**Records for this exercise:**
--

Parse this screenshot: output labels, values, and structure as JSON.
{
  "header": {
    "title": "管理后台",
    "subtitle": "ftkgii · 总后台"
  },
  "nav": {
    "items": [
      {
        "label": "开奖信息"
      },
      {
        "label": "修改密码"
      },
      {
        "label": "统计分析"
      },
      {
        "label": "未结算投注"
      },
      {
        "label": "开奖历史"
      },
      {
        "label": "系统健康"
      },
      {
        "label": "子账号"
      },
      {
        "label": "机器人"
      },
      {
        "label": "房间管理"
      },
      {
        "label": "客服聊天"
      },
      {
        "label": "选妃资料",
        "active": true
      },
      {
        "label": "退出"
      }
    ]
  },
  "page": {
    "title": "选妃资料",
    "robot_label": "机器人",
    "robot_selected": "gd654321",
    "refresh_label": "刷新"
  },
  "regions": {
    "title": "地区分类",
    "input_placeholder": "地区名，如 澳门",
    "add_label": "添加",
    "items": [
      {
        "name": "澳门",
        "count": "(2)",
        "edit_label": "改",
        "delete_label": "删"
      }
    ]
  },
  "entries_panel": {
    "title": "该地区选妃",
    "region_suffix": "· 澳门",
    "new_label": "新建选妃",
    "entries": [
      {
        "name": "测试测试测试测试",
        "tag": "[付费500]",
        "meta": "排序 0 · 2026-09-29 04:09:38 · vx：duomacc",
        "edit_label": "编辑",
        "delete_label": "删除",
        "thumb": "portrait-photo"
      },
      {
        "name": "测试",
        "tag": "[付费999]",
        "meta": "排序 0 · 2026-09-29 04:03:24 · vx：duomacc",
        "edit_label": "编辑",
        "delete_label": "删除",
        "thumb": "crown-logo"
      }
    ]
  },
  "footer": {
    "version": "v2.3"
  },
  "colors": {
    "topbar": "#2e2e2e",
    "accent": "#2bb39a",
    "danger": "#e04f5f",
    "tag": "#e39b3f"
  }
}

--

**Directions for this task:** Restate every entry word for word.

**Worked solution:**
Parse this screenshot: output labels, values, and structure as JSON.
{
  "header": {
    "title": "管理后台",
    "subtitle": "ftkgii · 总后台"
  },
  "nav": {
    "items": [
      {
        "label": "开奖信息"
      },
      {
        "label": "修改密码"
      },
      {
        "label": "统计分析"
      },
      {
        "label": "未结算投注"
      },
      {
        "label": "开奖历史"
      },
      {
        "label": "系统健康"
      },
      {
        "label": "子账号"
      },
      {
        "label": "机器人"
      },
      {
        "label": "房间管理"
      },
      {
        "label": "客服聊天"
      },
      {
        "label": "选妃资料",
        "active": true
      },
      {
        "label": "退出"
      }
    ]
  },
  "page": {
    "title": "选妃资料",
    "robot_label": "机器人",
    "robot_selected": "gd654321",
    "refresh_label": "刷新"
  },
  "regions": {
    "title": "地区分类",
    "input_placeholder": "地区名，如 澳门",
    "add_label": "添加",
    "items": [
      {
        "name": "澳门",
        "count": "(2)",
        "edit_label": "改",
        "delete_label": "删"
      }
    ]
  },
  "entries_panel": {
    "title": "该地区选妃",
    "region_suffix": "· 澳门",
    "new_label": "新建选妃",
    "entries": [
      {
        "name": "测试测试测试测试",
        "tag": "[付费500]",
        "meta": "排序 0 · 2026-09-29 04:09:38 · vx：duomacc",
        "edit_label": "编辑",
        "delete_label": "删除",
        "thumb": "portrait-photo"
      },
      {
        "name": "测试",
        "tag": "[付费999]",
        "meta": "排序 0 · 2026-09-29 04:03:24 · vx：duomacc",
        "edit_label": "编辑",
        "delete_label": "删除",
        "thumb": "crown-logo"
      }
    ]
  },
  "footer": {
    "version": "v2.3"
  },
  "colors": {
    "topbar": "#2e2e2e",
    "accent": "#2bb39a",
    "danger": "#e04f5f",
    "tag": "#e39b3f"
  }
}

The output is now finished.